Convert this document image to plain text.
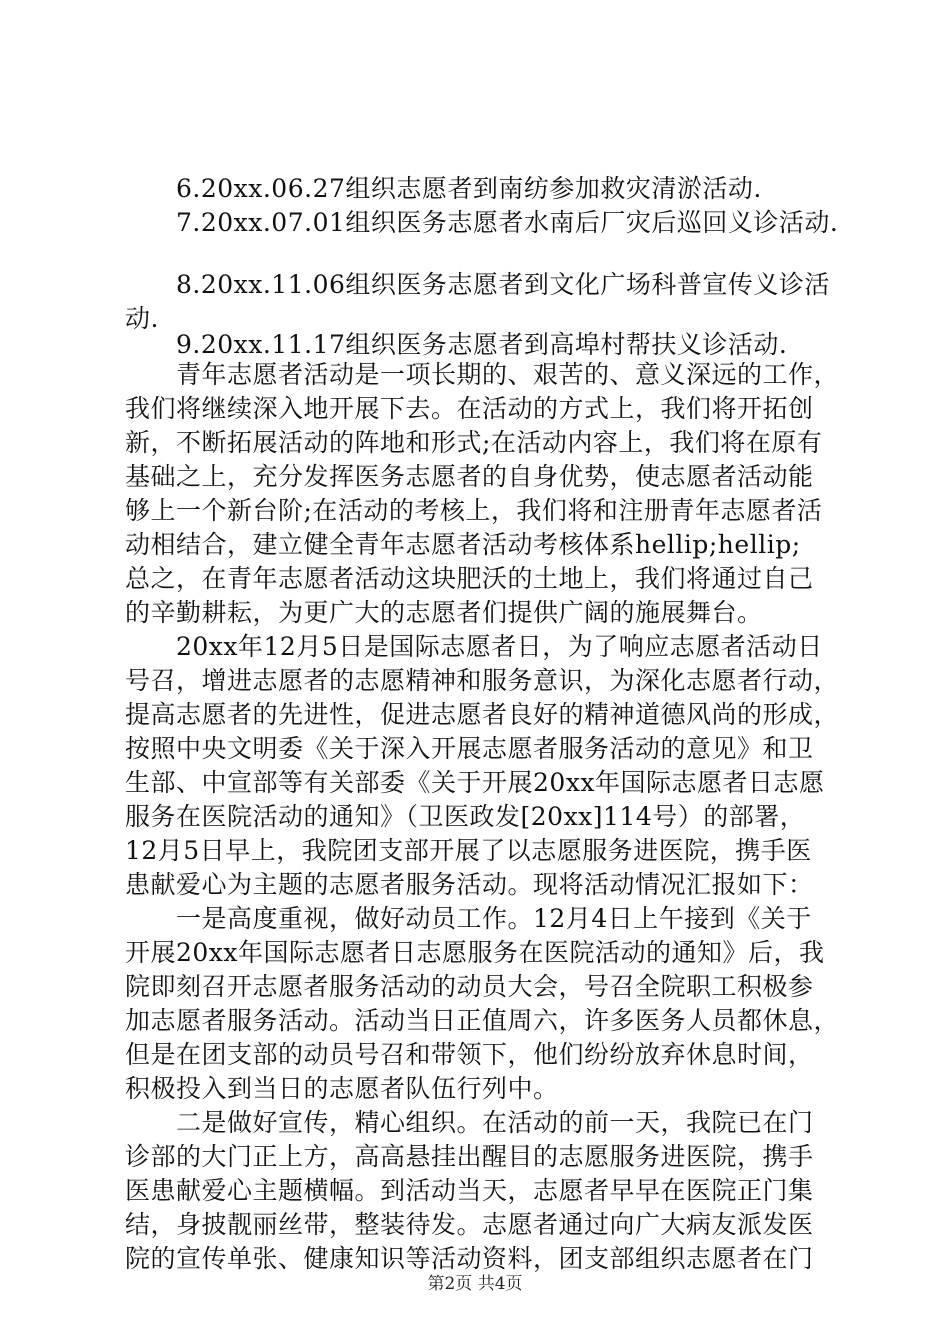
6.20xx.06.27组织志愿者到南纺参加救灾清淤活动.
7.20xx.07.01组织医务志愿者水南后厂灾后巡回义诊活动.
8.20xx.11.06组织医务志愿者到文化广场科普宣传义诊活
动.
9.20xx.11.17组织医务志愿者到高埠村帮扶义诊活动.
青年志愿者活动是一项长期的、艰苦的、意义深远的工作，
我们将继续深入地开展下去。在活动的方式上，我们将开拓创
新，不断拓展活动的阵地和形式;在活动内容上，我们将在原有
基础之上，充分发挥医务志愿者的自身优势，使志愿者活动能
够上一个新台阶;在活动的考核上，我们将和注册青年志愿者活
动相结合，建立健全青年志愿者活动考核体系hellip;hellip;
总之，在青年志愿者活动这块肥沃的土地上，我们将通过自己
的辛勤耕耘，为更广大的志愿者们提供广阔的施展舞台。
20xx年12月5日是国际志愿者日，为了响应志愿者活动日
号召，增进志愿者的志愿精神和服务意识，为深化志愿者行动，
提高志愿者的先进性，促进志愿者良好的精神道德风尚的形成，
按照中央文明委《关于深入开展志愿者服务活动的意见》和卫
生部、中宣部等有关部委《关于开展20xx年国际志愿者日志愿
服务在医院活动的通知》（卫医政发[20xx]114号）的部署，
12月5日早上，我院团支部开展了以志愿服务进医院，携手医
患献爱心为主题的志愿者服务活动。现将活动情况汇报如下：
一是高度重视，做好动员工作。12月4日上午接到《关于
开展20xx年国际志愿者日志愿服务在医院活动的通知》后，我
院即刻召开志愿者服务活动的动员大会，号召全院职工积极参
加志愿者服务活动。活动当日正值周六，许多医务人员都休息，
但是在团支部的动员号召和带领下，他们纷纷放弃休息时间，
积极投入到当日的志愿者队伍行列中。
二是做好宣传，精心组织。在活动的前一天，我院已在门
诊部的大门正上方，高高悬挂出醒目的志愿服务进医院，携手
医患献爱心主题横幅。到活动当天，志愿者早早在医院正门集
结，身披靓丽丝带，整装待发。志愿者通过向广大病友派发医
院的宣传单张、健康知识等活动资料，团支部组织志愿者在门
第2页 共4页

━━━

TO DO —
None of the pictures should appear; repeat the records exactly otherwise.

RESULT OF THIS TASK —
Convert this document image to plain text.
6.20xx.06.27组织志愿者到南纺参加救灾清淤活动.
7.20xx.07.01组织医务志愿者水南后厂灾后巡回义诊活动.
8.20xx.11.06组织医务志愿者到文化广场科普宣传义诊活
动.
9.20xx.11.17组织医务志愿者到高埠村帮扶义诊活动.
青年志愿者活动是一项长期的、艰苦的、意义深远的工作，
我们将继续深入地开展下去。在活动的方式上，我们将开拓创
新，不断拓展活动的阵地和形式;在活动内容上，我们将在原有
基础之上，充分发挥医务志愿者的自身优势，使志愿者活动能
够上一个新台阶;在活动的考核上，我们将和注册青年志愿者活
动相结合，建立健全青年志愿者活动考核体系hellip;hellip;
总之，在青年志愿者活动这块肥沃的土地上，我们将通过自己
的辛勤耕耘，为更广大的志愿者们提供广阔的施展舞台。
20xx年12月5日是国际志愿者日，为了响应志愿者活动日
号召，增进志愿者的志愿精神和服务意识，为深化志愿者行动，
提高志愿者的先进性，促进志愿者良好的精神道德风尚的形成，
按照中央文明委《关于深入开展志愿者服务活动的意见》和卫
生部、中宣部等有关部委《关于开展20xx年国际志愿者日志愿
服务在医院活动的通知》（卫医政发[20xx]114号）的部署，
12月5日早上，我院团支部开展了以志愿服务进医院，携手医
患献爱心为主题的志愿者服务活动。现将活动情况汇报如下：
一是高度重视，做好动员工作。12月4日上午接到《关于
开展20xx年国际志愿者日志愿服务在医院活动的通知》后，我
院即刻召开志愿者服务活动的动员大会，号召全院职工积极参
加志愿者服务活动。活动当日正值周六，许多医务人员都休息，
但是在团支部的动员号召和带领下，他们纷纷放弃休息时间，
积极投入到当日的志愿者队伍行列中。
二是做好宣传，精心组织。在活动的前一天，我院已在门
诊部的大门正上方，高高悬挂出醒目的志愿服务进医院，携手
医患献爱心主题横幅。到活动当天，志愿者早早在医院正门集
结，身披靓丽丝带，整装待发。志愿者通过向广大病友派发医
院的宣传单张、健康知识等活动资料，团支部组织志愿者在门
第2页 共4页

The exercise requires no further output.